• _Dataset content_:
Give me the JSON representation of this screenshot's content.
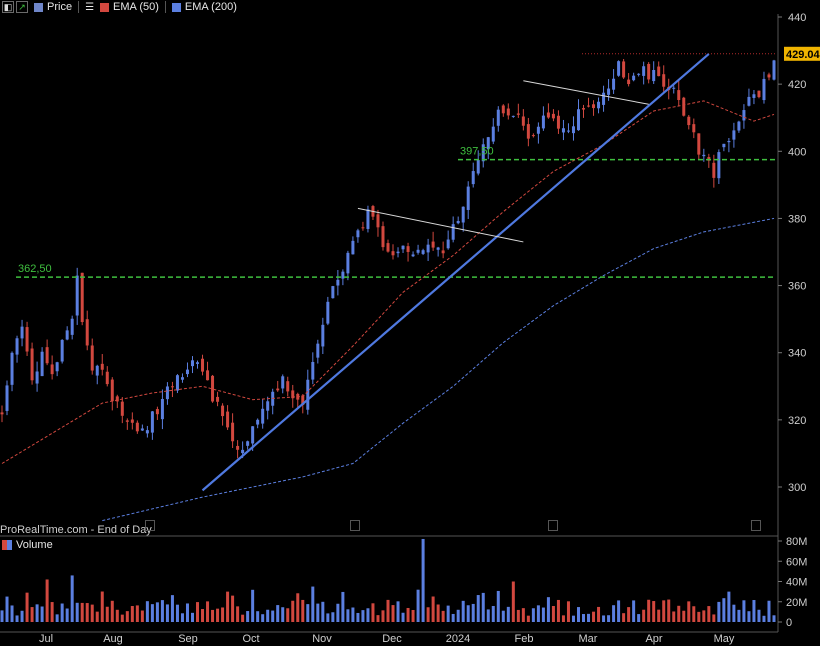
{
  "topbar": {
    "price_label": "Price",
    "ema50_label": "EMA (50)",
    "ema200_label": "EMA (200)",
    "colors": {
      "price": "#6f86c9",
      "ema50": "#d2483f",
      "ema200": "#5b7fe0"
    }
  },
  "footer": {
    "source": "ProRealTime.com - End of Day"
  },
  "volume_panel": {
    "title": "Volume"
  },
  "chart_data": [
    {
      "type": "candlestick",
      "title": "",
      "ylim": [
        288,
        444
      ],
      "y_ticks": [
        300,
        320,
        340,
        360,
        380,
        400,
        420,
        440
      ],
      "x_ticks": [
        "Jul",
        "Aug",
        "Sep",
        "Oct",
        "Nov",
        "Dec",
        "2024",
        "Feb",
        "Mar",
        "Apr",
        "May"
      ],
      "last_price": 429.04,
      "colors": {
        "up": "#5b7fe0",
        "down": "#d2483f"
      },
      "close_path": [
        [
          0,
          323
        ],
        [
          2,
          338
        ],
        [
          4,
          348
        ],
        [
          6,
          331
        ],
        [
          8,
          340
        ],
        [
          10,
          334
        ],
        [
          12,
          342
        ],
        [
          14,
          352
        ],
        [
          15,
          362
        ],
        [
          16,
          350
        ],
        [
          18,
          336
        ],
        [
          20,
          333
        ],
        [
          22,
          326
        ],
        [
          24,
          322
        ],
        [
          26,
          318
        ],
        [
          28,
          316
        ],
        [
          30,
          321
        ],
        [
          32,
          326
        ],
        [
          34,
          330
        ],
        [
          36,
          333
        ],
        [
          38,
          338
        ],
        [
          40,
          336
        ],
        [
          42,
          327
        ],
        [
          44,
          320
        ],
        [
          46,
          314
        ],
        [
          48,
          310
        ],
        [
          49,
          312
        ],
        [
          50,
          318
        ],
        [
          52,
          325
        ],
        [
          54,
          330
        ],
        [
          56,
          331
        ],
        [
          58,
          327
        ],
        [
          60,
          326
        ],
        [
          61,
          330
        ],
        [
          63,
          342
        ],
        [
          65,
          355
        ],
        [
          67,
          361
        ],
        [
          69,
          368
        ],
        [
          71,
          375
        ],
        [
          73,
          381
        ],
        [
          74,
          379
        ],
        [
          76,
          372
        ],
        [
          78,
          369
        ],
        [
          80,
          371
        ],
        [
          82,
          369
        ],
        [
          84,
          372
        ],
        [
          86,
          371
        ],
        [
          88,
          368
        ],
        [
          89,
          372
        ],
        [
          91,
          381
        ],
        [
          93,
          389
        ],
        [
          95,
          397
        ],
        [
          97,
          405
        ],
        [
          99,
          411
        ],
        [
          101,
          412
        ],
        [
          103,
          409
        ],
        [
          105,
          403
        ],
        [
          107,
          406
        ],
        [
          109,
          412
        ],
        [
          111,
          408
        ],
        [
          113,
          405
        ],
        [
          115,
          411
        ],
        [
          117,
          415
        ],
        [
          119,
          413
        ],
        [
          121,
          420
        ],
        [
          123,
          426
        ],
        [
          125,
          421
        ],
        [
          127,
          424
        ],
        [
          129,
          423
        ],
        [
          131,
          422
        ],
        [
          133,
          419
        ],
        [
          135,
          415
        ],
        [
          137,
          408
        ],
        [
          139,
          401
        ],
        [
          141,
          396
        ],
        [
          142,
          393
        ],
        [
          143,
          398
        ],
        [
          145,
          405
        ],
        [
          147,
          410
        ],
        [
          149,
          415
        ],
        [
          151,
          418
        ],
        [
          153,
          423
        ],
        [
          154,
          427
        ]
      ],
      "series": [
        {
          "name": "EMA (50)",
          "style": "dashed",
          "points": [
            [
              0,
              307
            ],
            [
              10,
              316
            ],
            [
              20,
              325
            ],
            [
              30,
              328
            ],
            [
              40,
              330
            ],
            [
              50,
              326
            ],
            [
              60,
              327
            ],
            [
              70,
              342
            ],
            [
              80,
              358
            ],
            [
              90,
              369
            ],
            [
              100,
              382
            ],
            [
              110,
              394
            ],
            [
              120,
              402
            ],
            [
              130,
              412
            ],
            [
              140,
              415
            ],
            [
              150,
              409
            ],
            [
              154,
              411
            ]
          ]
        },
        {
          "name": "EMA (200)",
          "style": "dashed",
          "points": [
            [
              20,
              290
            ],
            [
              40,
              297
            ],
            [
              60,
              303
            ],
            [
              70,
              307
            ],
            [
              80,
              319
            ],
            [
              90,
              330
            ],
            [
              100,
              343
            ],
            [
              110,
              354
            ],
            [
              120,
              363
            ],
            [
              130,
              371
            ],
            [
              140,
              376
            ],
            [
              154,
              380
            ]
          ]
        }
      ],
      "levels": [
        {
          "label": "397,50",
          "value": 397.5,
          "color": "#3fbf3f"
        },
        {
          "label": "362,50",
          "value": 362.5,
          "color": "#3fbf3f"
        },
        {
          "label": "",
          "value": 429.04,
          "color": "#b02a2a"
        }
      ],
      "trendlines": [
        {
          "name": "uptrend",
          "color": "#4f79e0",
          "points": [
            [
              40,
              299
            ],
            [
              141,
              429
            ]
          ]
        },
        {
          "name": "resistance-nov",
          "color": "#d9d9d9",
          "points": [
            [
              71,
              383
            ],
            [
              104,
              373
            ]
          ]
        },
        {
          "name": "resistance-feb",
          "color": "#d9d9d9",
          "points": [
            [
              104,
              421
            ],
            [
              129,
              414
            ]
          ]
        }
      ]
    },
    {
      "type": "bar",
      "title": "Volume",
      "ylim": [
        0,
        85
      ],
      "y_ticks": [
        "0",
        "20M",
        "40M",
        "60M",
        "80M"
      ],
      "y_tick_values": [
        0,
        20,
        40,
        60,
        80
      ],
      "spikes": [
        {
          "index": 9,
          "value": 42
        },
        {
          "index": 14,
          "value": 46
        },
        {
          "index": 45,
          "value": 30
        },
        {
          "index": 62,
          "value": 35
        },
        {
          "index": 84,
          "value": 82
        },
        {
          "index": 102,
          "value": 40
        },
        {
          "index": 145,
          "value": 30
        }
      ]
    }
  ]
}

• _Your objective_: Without including any pictures, output all the entries above exactly.

• _Answer to the task_:
Give me the JSON representation of this screenshot's content.
{
  "topbar": {
    "price_label": "Price",
    "ema50_label": "EMA (50)",
    "ema200_label": "EMA (200)",
    "colors": {
      "price": "#6f86c9",
      "ema50": "#d2483f",
      "ema200": "#5b7fe0"
    }
  },
  "footer": {
    "source": "ProRealTime.com - End of Day"
  },
  "volume_panel": {
    "title": "Volume"
  },
  "chart_data": [
    {
      "type": "candlestick",
      "title": "",
      "ylim": [
        288,
        444
      ],
      "y_ticks": [
        300,
        320,
        340,
        360,
        380,
        400,
        420,
        440
      ],
      "x_ticks": [
        "Jul",
        "Aug",
        "Sep",
        "Oct",
        "Nov",
        "Dec",
        "2024",
        "Feb",
        "Mar",
        "Apr",
        "May"
      ],
      "last_price": 429.04,
      "colors": {
        "up": "#5b7fe0",
        "down": "#d2483f"
      },
      "close_path": [
        [
          0,
          323
        ],
        [
          2,
          338
        ],
        [
          4,
          348
        ],
        [
          6,
          331
        ],
        [
          8,
          340
        ],
        [
          10,
          334
        ],
        [
          12,
          342
        ],
        [
          14,
          352
        ],
        [
          15,
          362
        ],
        [
          16,
          350
        ],
        [
          18,
          336
        ],
        [
          20,
          333
        ],
        [
          22,
          326
        ],
        [
          24,
          322
        ],
        [
          26,
          318
        ],
        [
          28,
          316
        ],
        [
          30,
          321
        ],
        [
          32,
          326
        ],
        [
          34,
          330
        ],
        [
          36,
          333
        ],
        [
          38,
          338
        ],
        [
          40,
          336
        ],
        [
          42,
          327
        ],
        [
          44,
          320
        ],
        [
          46,
          314
        ],
        [
          48,
          310
        ],
        [
          49,
          312
        ],
        [
          50,
          318
        ],
        [
          52,
          325
        ],
        [
          54,
          330
        ],
        [
          56,
          331
        ],
        [
          58,
          327
        ],
        [
          60,
          326
        ],
        [
          61,
          330
        ],
        [
          63,
          342
        ],
        [
          65,
          355
        ],
        [
          67,
          361
        ],
        [
          69,
          368
        ],
        [
          71,
          375
        ],
        [
          73,
          381
        ],
        [
          74,
          379
        ],
        [
          76,
          372
        ],
        [
          78,
          369
        ],
        [
          80,
          371
        ],
        [
          82,
          369
        ],
        [
          84,
          372
        ],
        [
          86,
          371
        ],
        [
          88,
          368
        ],
        [
          89,
          372
        ],
        [
          91,
          381
        ],
        [
          93,
          389
        ],
        [
          95,
          397
        ],
        [
          97,
          405
        ],
        [
          99,
          411
        ],
        [
          101,
          412
        ],
        [
          103,
          409
        ],
        [
          105,
          403
        ],
        [
          107,
          406
        ],
        [
          109,
          412
        ],
        [
          111,
          408
        ],
        [
          113,
          405
        ],
        [
          115,
          411
        ],
        [
          117,
          415
        ],
        [
          119,
          413
        ],
        [
          121,
          420
        ],
        [
          123,
          426
        ],
        [
          125,
          421
        ],
        [
          127,
          424
        ],
        [
          129,
          423
        ],
        [
          131,
          422
        ],
        [
          133,
          419
        ],
        [
          135,
          415
        ],
        [
          137,
          408
        ],
        [
          139,
          401
        ],
        [
          141,
          396
        ],
        [
          142,
          393
        ],
        [
          143,
          398
        ],
        [
          145,
          405
        ],
        [
          147,
          410
        ],
        [
          149,
          415
        ],
        [
          151,
          418
        ],
        [
          153,
          423
        ],
        [
          154,
          427
        ]
      ],
      "series": [
        {
          "name": "EMA (50)",
          "style": "dashed",
          "points": [
            [
              0,
              307
            ],
            [
              10,
              316
            ],
            [
              20,
              325
            ],
            [
              30,
              328
            ],
            [
              40,
              330
            ],
            [
              50,
              326
            ],
            [
              60,
              327
            ],
            [
              70,
              342
            ],
            [
              80,
              358
            ],
            [
              90,
              369
            ],
            [
              100,
              382
            ],
            [
              110,
              394
            ],
            [
              120,
              402
            ],
            [
              130,
              412
            ],
            [
              140,
              415
            ],
            [
              150,
              409
            ],
            [
              154,
              411
            ]
          ]
        },
        {
          "name": "EMA (200)",
          "style": "dashed",
          "points": [
            [
              20,
              290
            ],
            [
              40,
              297
            ],
            [
              60,
              303
            ],
            [
              70,
              307
            ],
            [
              80,
              319
            ],
            [
              90,
              330
            ],
            [
              100,
              343
            ],
            [
              110,
              354
            ],
            [
              120,
              363
            ],
            [
              130,
              371
            ],
            [
              140,
              376
            ],
            [
              154,
              380
            ]
          ]
        }
      ],
      "levels": [
        {
          "label": "397,50",
          "value": 397.5,
          "color": "#3fbf3f"
        },
        {
          "label": "362,50",
          "value": 362.5,
          "color": "#3fbf3f"
        },
        {
          "label": "",
          "value": 429.04,
          "color": "#b02a2a"
        }
      ],
      "trendlines": [
        {
          "name": "uptrend",
          "color": "#4f79e0",
          "points": [
            [
              40,
              299
            ],
            [
              141,
              429
            ]
          ]
        },
        {
          "name": "resistance-nov",
          "color": "#d9d9d9",
          "points": [
            [
              71,
              383
            ],
            [
              104,
              373
            ]
          ]
        },
        {
          "name": "resistance-feb",
          "color": "#d9d9d9",
          "points": [
            [
              104,
              421
            ],
            [
              129,
              414
            ]
          ]
        }
      ]
    },
    {
      "type": "bar",
      "title": "Volume",
      "ylim": [
        0,
        85
      ],
      "y_ticks": [
        "0",
        "20M",
        "40M",
        "60M",
        "80M"
      ],
      "y_tick_values": [
        0,
        20,
        40,
        60,
        80
      ],
      "spikes": [
        {
          "index": 9,
          "value": 42
        },
        {
          "index": 14,
          "value": 46
        },
        {
          "index": 45,
          "value": 30
        },
        {
          "index": 62,
          "value": 35
        },
        {
          "index": 84,
          "value": 82
        },
        {
          "index": 102,
          "value": 40
        },
        {
          "index": 145,
          "value": 30
        }
      ]
    }
  ]
}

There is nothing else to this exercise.